All of the data must be printed exactly; please include every line.
─── Entries provided ───
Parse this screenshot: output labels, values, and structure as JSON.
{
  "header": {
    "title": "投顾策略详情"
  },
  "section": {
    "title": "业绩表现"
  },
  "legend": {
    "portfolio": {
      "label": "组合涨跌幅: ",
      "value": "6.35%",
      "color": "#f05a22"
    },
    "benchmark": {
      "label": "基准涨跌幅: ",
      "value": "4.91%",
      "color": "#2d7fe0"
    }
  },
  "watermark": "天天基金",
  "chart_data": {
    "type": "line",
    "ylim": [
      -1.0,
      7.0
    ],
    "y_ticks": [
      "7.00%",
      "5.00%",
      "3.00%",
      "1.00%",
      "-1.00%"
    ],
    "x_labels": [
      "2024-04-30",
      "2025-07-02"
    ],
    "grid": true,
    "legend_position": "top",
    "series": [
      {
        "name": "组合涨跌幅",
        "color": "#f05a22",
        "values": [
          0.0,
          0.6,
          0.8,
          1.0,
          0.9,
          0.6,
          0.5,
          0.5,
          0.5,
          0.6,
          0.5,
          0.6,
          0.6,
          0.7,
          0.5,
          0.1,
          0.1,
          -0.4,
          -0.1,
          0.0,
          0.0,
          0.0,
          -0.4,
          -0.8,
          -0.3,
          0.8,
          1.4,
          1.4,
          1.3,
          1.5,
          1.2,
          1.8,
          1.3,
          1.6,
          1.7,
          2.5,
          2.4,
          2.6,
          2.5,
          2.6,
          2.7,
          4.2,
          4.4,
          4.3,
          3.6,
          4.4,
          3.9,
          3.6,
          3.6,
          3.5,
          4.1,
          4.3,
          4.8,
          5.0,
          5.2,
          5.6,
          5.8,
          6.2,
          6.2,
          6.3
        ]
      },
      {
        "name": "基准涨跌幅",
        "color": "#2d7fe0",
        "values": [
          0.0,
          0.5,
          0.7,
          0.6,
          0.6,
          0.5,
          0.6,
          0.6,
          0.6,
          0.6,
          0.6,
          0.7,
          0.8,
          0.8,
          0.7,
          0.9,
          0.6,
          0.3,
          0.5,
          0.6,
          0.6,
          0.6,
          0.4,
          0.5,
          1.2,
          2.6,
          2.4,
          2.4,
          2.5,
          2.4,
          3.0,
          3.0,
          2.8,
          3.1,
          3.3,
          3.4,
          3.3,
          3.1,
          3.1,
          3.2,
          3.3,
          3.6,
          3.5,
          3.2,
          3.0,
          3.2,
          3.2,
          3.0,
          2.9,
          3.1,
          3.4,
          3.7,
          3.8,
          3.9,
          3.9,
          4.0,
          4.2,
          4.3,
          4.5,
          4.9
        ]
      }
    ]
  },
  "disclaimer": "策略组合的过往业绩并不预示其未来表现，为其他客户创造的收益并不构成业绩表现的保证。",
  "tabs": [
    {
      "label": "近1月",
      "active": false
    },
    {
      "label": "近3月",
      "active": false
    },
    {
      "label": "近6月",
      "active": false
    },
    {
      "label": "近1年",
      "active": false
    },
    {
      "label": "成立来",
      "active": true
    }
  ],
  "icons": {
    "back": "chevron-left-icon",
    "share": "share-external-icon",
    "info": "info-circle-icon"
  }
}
───
### Correct answer
Parse this screenshot: output labels, values, and structure as JSON.
{
  "header": {
    "title": "投顾策略详情"
  },
  "section": {
    "title": "业绩表现"
  },
  "legend": {
    "portfolio": {
      "label": "组合涨跌幅: ",
      "value": "6.35%",
      "color": "#f05a22"
    },
    "benchmark": {
      "label": "基准涨跌幅: ",
      "value": "4.91%",
      "color": "#2d7fe0"
    }
  },
  "watermark": "天天基金",
  "chart_data": {
    "type": "line",
    "ylim": [
      -1.0,
      7.0
    ],
    "y_ticks": [
      "7.00%",
      "5.00%",
      "3.00%",
      "1.00%",
      "-1.00%"
    ],
    "x_labels": [
      "2024-04-30",
      "2025-07-02"
    ],
    "grid": true,
    "legend_position": "top",
    "series": [
      {
        "name": "组合涨跌幅",
        "color": "#f05a22",
        "values": [
          0.0,
          0.6,
          0.8,
          1.0,
          0.9,
          0.6,
          0.5,
          0.5,
          0.5,
          0.6,
          0.5,
          0.6,
          0.6,
          0.7,
          0.5,
          0.1,
          0.1,
          -0.4,
          -0.1,
          0.0,
          0.0,
          0.0,
          -0.4,
          -0.8,
          -0.3,
          0.8,
          1.4,
          1.4,
          1.3,
          1.5,
          1.2,
          1.8,
          1.3,
          1.6,
          1.7,
          2.5,
          2.4,
          2.6,
          2.5,
          2.6,
          2.7,
          4.2,
          4.4,
          4.3,
          3.6,
          4.4,
          3.9,
          3.6,
          3.6,
          3.5,
          4.1,
          4.3,
          4.8,
          5.0,
          5.2,
          5.6,
          5.8,
          6.2,
          6.2,
          6.3
        ]
      },
      {
        "name": "基准涨跌幅",
        "color": "#2d7fe0",
        "values": [
          0.0,
          0.5,
          0.7,
          0.6,
          0.6,
          0.5,
          0.6,
          0.6,
          0.6,
          0.6,
          0.6,
          0.7,
          0.8,
          0.8,
          0.7,
          0.9,
          0.6,
          0.3,
          0.5,
          0.6,
          0.6,
          0.6,
          0.4,
          0.5,
          1.2,
          2.6,
          2.4,
          2.4,
          2.5,
          2.4,
          3.0,
          3.0,
          2.8,
          3.1,
          3.3,
          3.4,
          3.3,
          3.1,
          3.1,
          3.2,
          3.3,
          3.6,
          3.5,
          3.2,
          3.0,
          3.2,
          3.2,
          3.0,
          2.9,
          3.1,
          3.4,
          3.7,
          3.8,
          3.9,
          3.9,
          4.0,
          4.2,
          4.3,
          4.5,
          4.9
        ]
      }
    ]
  },
  "disclaimer": "策略组合的过往业绩并不预示其未来表现，为其他客户创造的收益并不构成业绩表现的保证。",
  "tabs": [
    {
      "label": "近1月",
      "active": false
    },
    {
      "label": "近3月",
      "active": false
    },
    {
      "label": "近6月",
      "active": false
    },
    {
      "label": "近1年",
      "active": false
    },
    {
      "label": "成立来",
      "active": true
    }
  ],
  "icons": {
    "back": "chevron-left-icon",
    "share": "share-external-icon",
    "info": "info-circle-icon"
  }
}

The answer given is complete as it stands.